PROBLEM TO WORK ON:
Output all of the data below exactly as given.

THE RECORDS:
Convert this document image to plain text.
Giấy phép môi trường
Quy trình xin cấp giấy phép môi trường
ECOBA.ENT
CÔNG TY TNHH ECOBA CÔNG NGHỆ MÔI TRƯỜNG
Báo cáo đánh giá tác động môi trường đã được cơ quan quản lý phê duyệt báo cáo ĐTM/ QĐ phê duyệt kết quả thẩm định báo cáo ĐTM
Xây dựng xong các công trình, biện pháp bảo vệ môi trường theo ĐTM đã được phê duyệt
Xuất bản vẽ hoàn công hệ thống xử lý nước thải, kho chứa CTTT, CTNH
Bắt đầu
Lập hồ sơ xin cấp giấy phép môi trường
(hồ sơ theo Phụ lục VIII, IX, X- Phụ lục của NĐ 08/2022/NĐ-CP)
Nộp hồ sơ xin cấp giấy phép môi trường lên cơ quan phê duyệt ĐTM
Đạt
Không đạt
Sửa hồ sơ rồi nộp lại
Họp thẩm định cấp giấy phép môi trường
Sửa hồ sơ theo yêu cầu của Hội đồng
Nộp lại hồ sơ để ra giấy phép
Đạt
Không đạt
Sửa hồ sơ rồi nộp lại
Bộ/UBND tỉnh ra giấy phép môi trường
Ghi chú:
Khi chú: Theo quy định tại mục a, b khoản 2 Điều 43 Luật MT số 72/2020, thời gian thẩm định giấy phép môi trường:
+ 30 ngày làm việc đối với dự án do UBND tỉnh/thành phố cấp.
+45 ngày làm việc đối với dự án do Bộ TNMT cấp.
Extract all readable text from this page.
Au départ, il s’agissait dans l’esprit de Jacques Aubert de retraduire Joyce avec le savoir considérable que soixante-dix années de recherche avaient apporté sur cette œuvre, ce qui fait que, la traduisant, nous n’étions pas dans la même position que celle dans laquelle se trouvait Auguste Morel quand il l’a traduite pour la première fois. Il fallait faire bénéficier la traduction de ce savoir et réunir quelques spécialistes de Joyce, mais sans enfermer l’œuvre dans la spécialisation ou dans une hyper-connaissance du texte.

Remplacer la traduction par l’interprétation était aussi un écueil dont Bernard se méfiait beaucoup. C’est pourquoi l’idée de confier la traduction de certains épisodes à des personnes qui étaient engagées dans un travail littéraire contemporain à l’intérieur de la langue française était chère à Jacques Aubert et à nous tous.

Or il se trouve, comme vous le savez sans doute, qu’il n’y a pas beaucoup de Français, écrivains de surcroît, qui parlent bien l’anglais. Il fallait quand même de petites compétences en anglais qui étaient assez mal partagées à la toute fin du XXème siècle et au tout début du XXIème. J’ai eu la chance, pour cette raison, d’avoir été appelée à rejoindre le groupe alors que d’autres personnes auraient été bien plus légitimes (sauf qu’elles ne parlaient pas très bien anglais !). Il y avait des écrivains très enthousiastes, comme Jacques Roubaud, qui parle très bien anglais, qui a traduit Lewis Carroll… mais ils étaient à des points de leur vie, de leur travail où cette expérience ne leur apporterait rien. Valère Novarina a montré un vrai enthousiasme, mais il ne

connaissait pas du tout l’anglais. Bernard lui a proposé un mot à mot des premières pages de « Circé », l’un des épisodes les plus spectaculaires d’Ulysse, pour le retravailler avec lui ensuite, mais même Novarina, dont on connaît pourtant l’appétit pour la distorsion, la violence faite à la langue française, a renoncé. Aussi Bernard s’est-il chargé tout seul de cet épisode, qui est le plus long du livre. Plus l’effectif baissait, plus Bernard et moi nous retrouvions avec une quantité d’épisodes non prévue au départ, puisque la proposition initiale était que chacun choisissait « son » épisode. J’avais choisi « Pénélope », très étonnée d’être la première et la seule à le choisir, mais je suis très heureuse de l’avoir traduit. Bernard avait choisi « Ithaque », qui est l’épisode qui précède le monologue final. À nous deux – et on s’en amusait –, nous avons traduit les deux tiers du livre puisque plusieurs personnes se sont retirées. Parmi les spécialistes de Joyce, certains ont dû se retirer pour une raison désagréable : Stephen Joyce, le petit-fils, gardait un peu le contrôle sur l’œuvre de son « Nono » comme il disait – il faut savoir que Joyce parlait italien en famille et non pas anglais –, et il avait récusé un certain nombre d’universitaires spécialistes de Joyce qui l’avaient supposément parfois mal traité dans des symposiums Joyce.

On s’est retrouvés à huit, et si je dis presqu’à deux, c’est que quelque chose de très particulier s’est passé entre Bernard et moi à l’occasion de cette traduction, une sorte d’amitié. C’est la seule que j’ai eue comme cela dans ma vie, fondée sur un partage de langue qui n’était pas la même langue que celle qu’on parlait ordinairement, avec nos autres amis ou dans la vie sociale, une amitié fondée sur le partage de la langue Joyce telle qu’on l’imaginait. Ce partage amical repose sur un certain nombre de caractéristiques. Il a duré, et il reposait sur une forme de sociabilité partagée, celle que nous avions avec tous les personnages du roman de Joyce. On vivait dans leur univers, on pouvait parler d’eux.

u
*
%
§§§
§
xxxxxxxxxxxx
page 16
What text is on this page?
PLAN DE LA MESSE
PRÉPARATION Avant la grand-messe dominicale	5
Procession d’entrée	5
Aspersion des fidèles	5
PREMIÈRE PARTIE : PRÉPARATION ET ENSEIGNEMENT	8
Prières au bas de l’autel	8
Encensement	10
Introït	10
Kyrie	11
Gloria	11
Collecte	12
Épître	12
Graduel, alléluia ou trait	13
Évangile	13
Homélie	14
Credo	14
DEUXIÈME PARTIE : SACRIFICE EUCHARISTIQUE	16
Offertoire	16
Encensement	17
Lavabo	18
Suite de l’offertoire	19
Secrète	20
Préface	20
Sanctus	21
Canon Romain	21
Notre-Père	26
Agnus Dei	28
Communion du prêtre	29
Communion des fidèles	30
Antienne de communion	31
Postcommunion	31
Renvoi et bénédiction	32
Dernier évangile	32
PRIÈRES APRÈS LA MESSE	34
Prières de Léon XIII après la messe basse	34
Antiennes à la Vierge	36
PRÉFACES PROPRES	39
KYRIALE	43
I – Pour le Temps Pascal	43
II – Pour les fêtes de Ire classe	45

ANSWER TO THIS EXERCISE:
Convert this document image to plain text.
Giấy phép môi trường
Quy trình xin cấp giấy phép môi trường
ECOBA.ENT
CÔNG TY TNHH ECOBA CÔNG NGHỆ MÔI TRƯỜNG
Báo cáo đánh giá tác động môi trường đã được cơ quan quản lý phê duyệt báo cáo ĐTM/ QĐ phê duyệt kết quả thẩm định báo cáo ĐTM
Xây dựng xong các công trình, biện pháp bảo vệ môi trường theo ĐTM đã được phê duyệt
Xuất bản vẽ hoàn công hệ thống xử lý nước thải, kho chứa CTTT, CTNH
Bắt đầu
Lập hồ sơ xin cấp giấy phép môi trường
(hồ sơ theo Phụ lục VIII, IX, X- Phụ lục của NĐ 08/2022/NĐ-CP)
Nộp hồ sơ xin cấp giấy phép môi trường lên cơ quan phê duyệt ĐTM
Đạt
Không đạt
Sửa hồ sơ rồi nộp lại
Họp thẩm định cấp giấy phép môi trường
Sửa hồ sơ theo yêu cầu của Hội đồng
Nộp lại hồ sơ để ra giấy phép
Đạt
Không đạt
Sửa hồ sơ rồi nộp lại
Bộ/UBND tỉnh ra giấy phép môi trường
Ghi chú:
Khi chú: Theo quy định tại mục a, b khoản 2 Điều 43 Luật MT số 72/2020, thời gian thẩm định giấy phép môi trường:
+ 30 ngày làm việc đối với dự án do UBND tỉnh/thành phố cấp.
+45 ngày làm việc đối với dự án do Bộ TNMT cấp.
Extract all readable text from this page.
Au départ, il s’agissait dans l’esprit de Jacques Aubert de retraduire Joyce avec le savoir considérable que soixante-dix années de recherche avaient apporté sur cette œuvre, ce qui fait que, la traduisant, nous n’étions pas dans la même position que celle dans laquelle se trouvait Auguste Morel quand il l’a traduite pour la première fois. Il fallait faire bénéficier la traduction de ce savoir et réunir quelques spécialistes de Joyce, mais sans enfermer l’œuvre dans la spécialisation ou dans une hyper-connaissance du texte.

Remplacer la traduction par l’interprétation était aussi un écueil dont Bernard se méfiait beaucoup. C’est pourquoi l’idée de confier la traduction de certains épisodes à des personnes qui étaient engagées dans un travail littéraire contemporain à l’intérieur de la langue française était chère à Jacques Aubert et à nous tous.

Or il se trouve, comme vous le savez sans doute, qu’il n’y a pas beaucoup de Français, écrivains de surcroît, qui parlent bien l’anglais. Il fallait quand même de petites compétences en anglais qui étaient assez mal partagées à la toute fin du XXème siècle et au tout début du XXIème. J’ai eu la chance, pour cette raison, d’avoir été appelée à rejoindre le groupe alors que d’autres personnes auraient été bien plus légitimes (sauf qu’elles ne parlaient pas très bien anglais !). Il y avait des écrivains très enthousiastes, comme Jacques Roubaud, qui parle très bien anglais, qui a traduit Lewis Carroll… mais ils étaient à des points de leur vie, de leur travail où cette expérience ne leur apporterait rien. Valère Novarina a montré un vrai enthousiasme, mais il ne

connaissait pas du tout l’anglais. Bernard lui a proposé un mot à mot des premières pages de « Circé », l’un des épisodes les plus spectaculaires d’Ulysse, pour le retravailler avec lui ensuite, mais même Novarina, dont on connaît pourtant l’appétit pour la distorsion, la violence faite à la langue française, a renoncé. Aussi Bernard s’est-il chargé tout seul de cet épisode, qui est le plus long du livre. Plus l’effectif baissait, plus Bernard et moi nous retrouvions avec une quantité d’épisodes non prévue au départ, puisque la proposition initiale était que chacun choisissait « son » épisode. J’avais choisi « Pénélope », très étonnée d’être la première et la seule à le choisir, mais je suis très heureuse de l’avoir traduit. Bernard avait choisi « Ithaque », qui est l’épisode qui précède le monologue final. À nous deux – et on s’en amusait –, nous avons traduit les deux tiers du livre puisque plusieurs personnes se sont retirées. Parmi les spécialistes de Joyce, certains ont dû se retirer pour une raison désagréable : Stephen Joyce, le petit-fils, gardait un peu le contrôle sur l’œuvre de son « Nono » comme il disait – il faut savoir que Joyce parlait italien en famille et non pas anglais –, et il avait récusé un certain nombre d’universitaires spécialistes de Joyce qui l’avaient supposément parfois mal traité dans des symposiums Joyce.

On s’est retrouvés à huit, et si je dis presqu’à deux, c’est que quelque chose de très particulier s’est passé entre Bernard et moi à l’occasion de cette traduction, une sorte d’amitié. C’est la seule que j’ai eue comme cela dans ma vie, fondée sur un partage de langue qui n’était pas la même langue que celle qu’on parlait ordinairement, avec nos autres amis ou dans la vie sociale, une amitié fondée sur le partage de la langue Joyce telle qu’on l’imaginait. Ce partage amical repose sur un certain nombre de caractéristiques. Il a duré, et il reposait sur une forme de sociabilité partagée, celle que nous avions avec tous les personnages du roman de Joyce. On vivait dans leur univers, on pouvait parler d’eux.

u
*
%
§§§
§
xxxxxxxxxxxx
page 16
What text is on this page?
PLAN DE LA MESSE
PRÉPARATION Avant la grand-messe dominicale	5
Procession d’entrée	5
Aspersion des fidèles	5
PREMIÈRE PARTIE : PRÉPARATION ET ENSEIGNEMENT	8
Prières au bas de l’autel	8
Encensement	10
Introït	10
Kyrie	11
Gloria	11
Collecte	12
Épître	12
Graduel, alléluia ou trait	13
Évangile	13
Homélie	14
Credo	14
DEUXIÈME PARTIE : SACRIFICE EUCHARISTIQUE	16
Offertoire	16
Encensement	17
Lavabo	18
Suite de l’offertoire	19
Secrète	20
Préface	20
Sanctus	21
Canon Romain	21
Notre-Père	26
Agnus Dei	28
Communion du prêtre	29
Communion des fidèles	30
Antienne de communion	31
Postcommunion	31
Renvoi et bénédiction	32
Dernier évangile	32
PRIÈRES APRÈS LA MESSE	34
Prières de Léon XIII après la messe basse	34
Antiennes à la Vierge	36
PRÉFACES PROPRES	39
KYRIALE	43
I – Pour le Temps Pascal	43
II – Pour les fêtes de Ire classe	45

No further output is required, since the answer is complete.